▶ [GIVEN REQUEST]: Make an exact copy of all the entries, with the pictures left out.

⁂

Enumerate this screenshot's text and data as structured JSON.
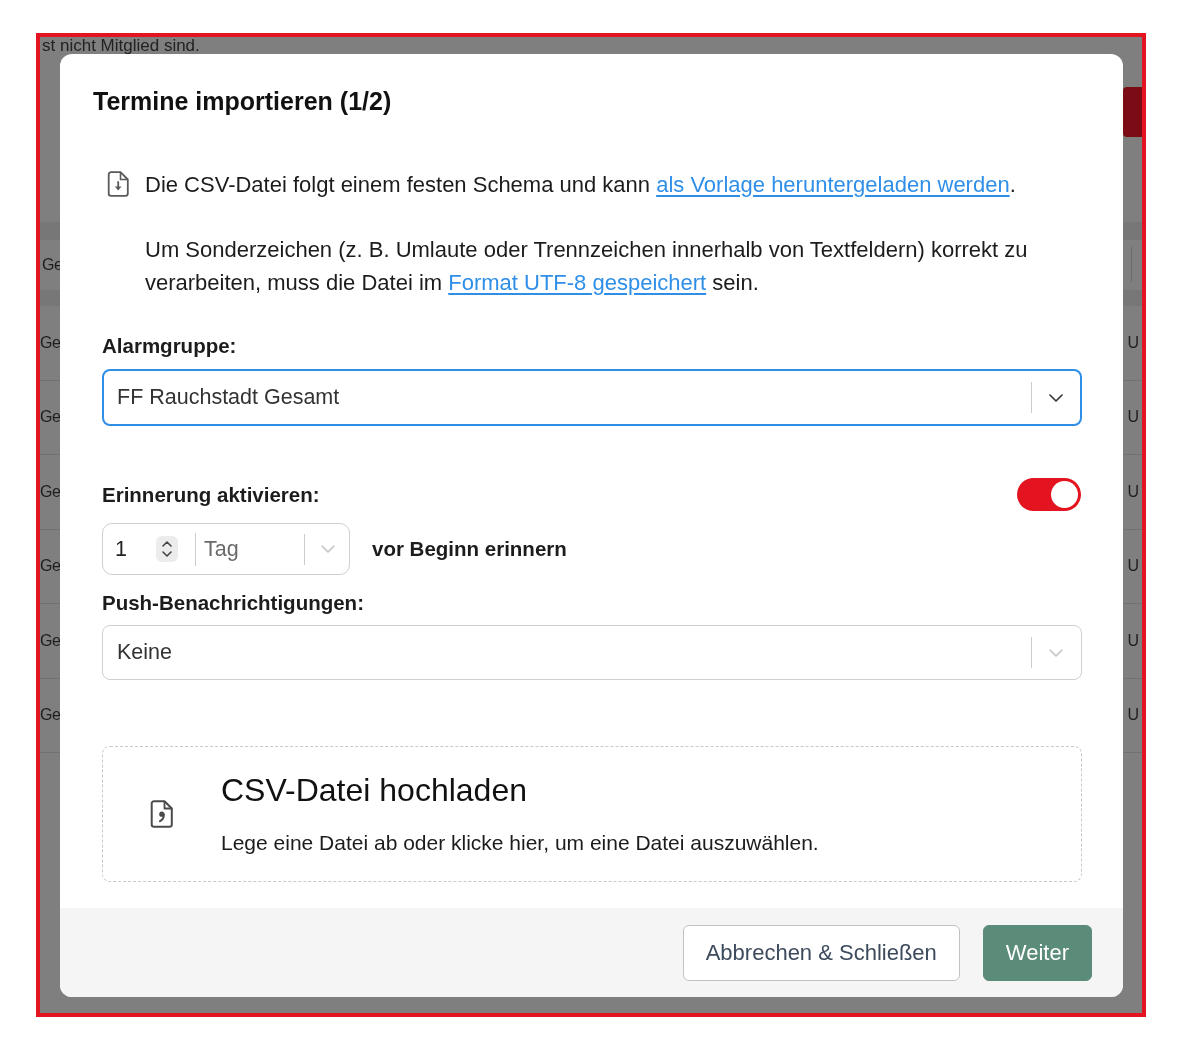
{
  "background_page": {
    "text": "st nicht Mitglied sind.",
    "table": {
      "header": "Ge",
      "rows": [
        {
          "column_1": "Ge",
          "column_2": "U"
        },
        {
          "column_1": "Ge",
          "column_2": "U"
        },
        {
          "column_1": "Ge",
          "column_2": "U"
        },
        {
          "column_1": "Ge",
          "column_2": "U"
        },
        {
          "column_1": "Ge",
          "column_2": "U"
        },
        {
          "column_1": "Ge",
          "column_2": "U"
        }
      ]
    }
  },
  "dialog": {
    "title": "Termine importieren (1/2)",
    "info": {
      "text": "Die CSV-Datei folgt einem festen Schema und kann",
      "link": "als Vorlage heruntergeladen werden",
      "end": "."
    },
    "encoding_hint": {
      "text": "Um Sonderzeichen (z. B. Umlaute oder Trennzeichen innerhalb von Textfeldern) korrekt zu verarbeiten, muss die Datei im",
      "link": "Format UTF-8 gespeichert",
      "end": "sein."
    },
    "alarm_group": {
      "label": "Alarmgruppe:",
      "value": "FF Rauchstadt Gesamt",
      "focused": true
    },
    "reminder": {
      "label": "Erinnerung aktivieren:",
      "on": true,
      "amount": "1",
      "unit": "Tag",
      "suffix": "vor Beginn erinnern"
    },
    "push": {
      "label": "Push-Benachrichtigungen:",
      "value": "Keine",
      "focused": false
    },
    "upload": {
      "title": "CSV-Datei hochladen",
      "hint": "Lege eine Datei ab oder klicke hier, um eine Datei auszuwählen."
    },
    "buttons": [
      {
        "label": "Abbrechen & Schließen",
        "kind": "secondary"
      },
      {
        "label": "Weiter",
        "kind": "primary"
      }
    ]
  }
}
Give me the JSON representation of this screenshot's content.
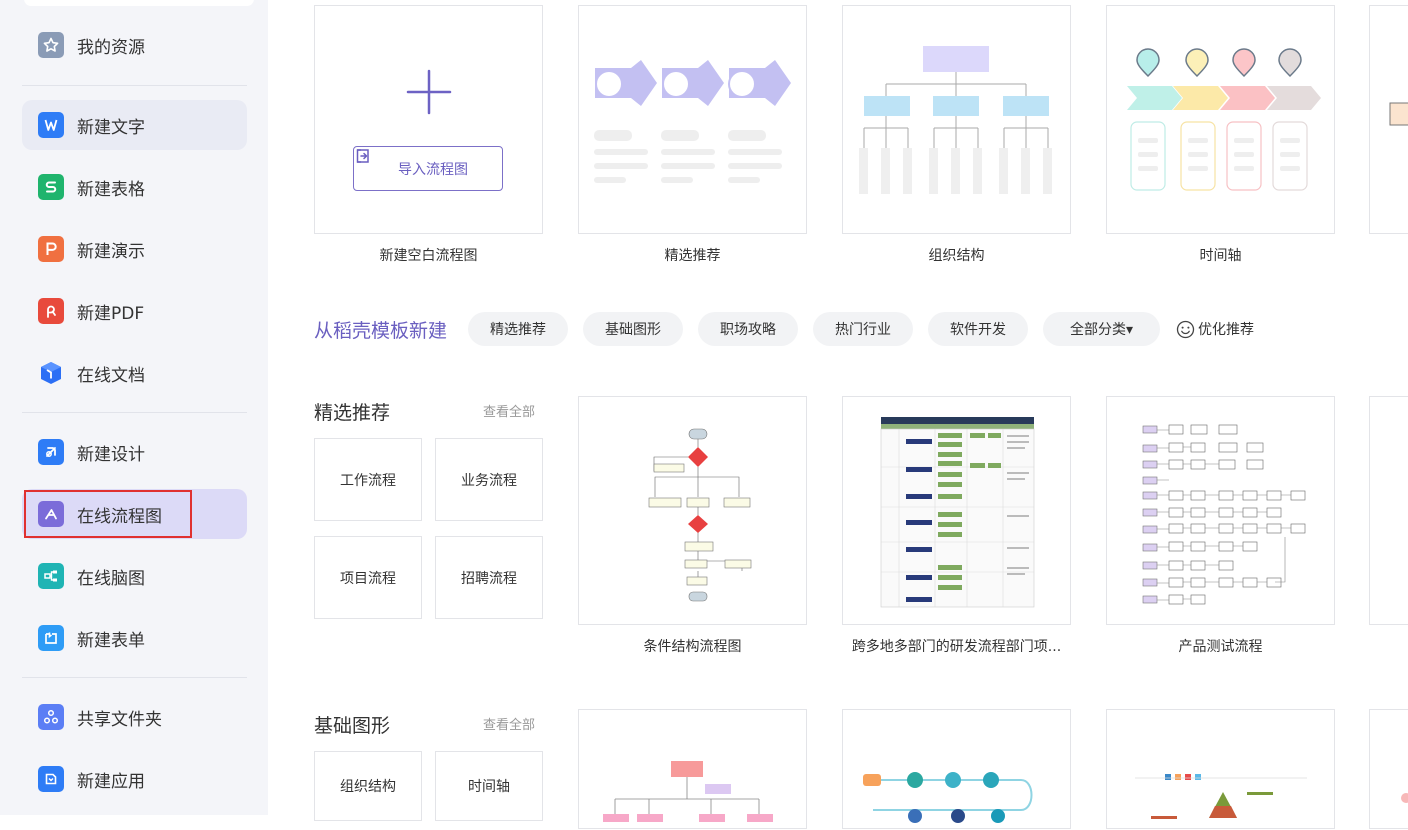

⁂

▶ [RESULT FOR THIS EXERCISE]:
Enumerate this screenshot's text and data as structured JSON.
{
  "background_page": {
    "text": "st nicht Mitglied sind.",
    "table": {
      "header": "Ge",
      "rows": [
        {
          "column_1": "Ge",
          "column_2": "U"
        },
        {
          "column_1": "Ge",
          "column_2": "U"
        },
        {
          "column_1": "Ge",
          "column_2": "U"
        },
        {
          "column_1": "Ge",
          "column_2": "U"
        },
        {
          "column_1": "Ge",
          "column_2": "U"
        },
        {
          "column_1": "Ge",
          "column_2": "U"
        }
      ]
    }
  },
  "dialog": {
    "title": "Termine importieren (1/2)",
    "info": {
      "text": "Die CSV-Datei folgt einem festen Schema und kann",
      "link": "als Vorlage heruntergeladen werden",
      "end": "."
    },
    "encoding_hint": {
      "text": "Um Sonderzeichen (z. B. Umlaute oder Trennzeichen innerhalb von Textfeldern) korrekt zu verarbeiten, muss die Datei im",
      "link": "Format UTF-8 gespeichert",
      "end": "sein."
    },
    "alarm_group": {
      "label": "Alarmgruppe:",
      "value": "FF Rauchstadt Gesamt",
      "focused": true
    },
    "reminder": {
      "label": "Erinnerung aktivieren:",
      "on": true,
      "amount": "1",
      "unit": "Tag",
      "suffix": "vor Beginn erinnern"
    },
    "push": {
      "label": "Push-Benachrichtigungen:",
      "value": "Keine",
      "focused": false
    },
    "upload": {
      "title": "CSV-Datei hochladen",
      "hint": "Lege eine Datei ab oder klicke hier, um eine Datei auszuwählen."
    },
    "buttons": [
      {
        "label": "Abbrechen & Schließen",
        "kind": "secondary"
      },
      {
        "label": "Weiter",
        "kind": "primary"
      }
    ]
  }
}
Give me the JSON representation of this screenshot's content.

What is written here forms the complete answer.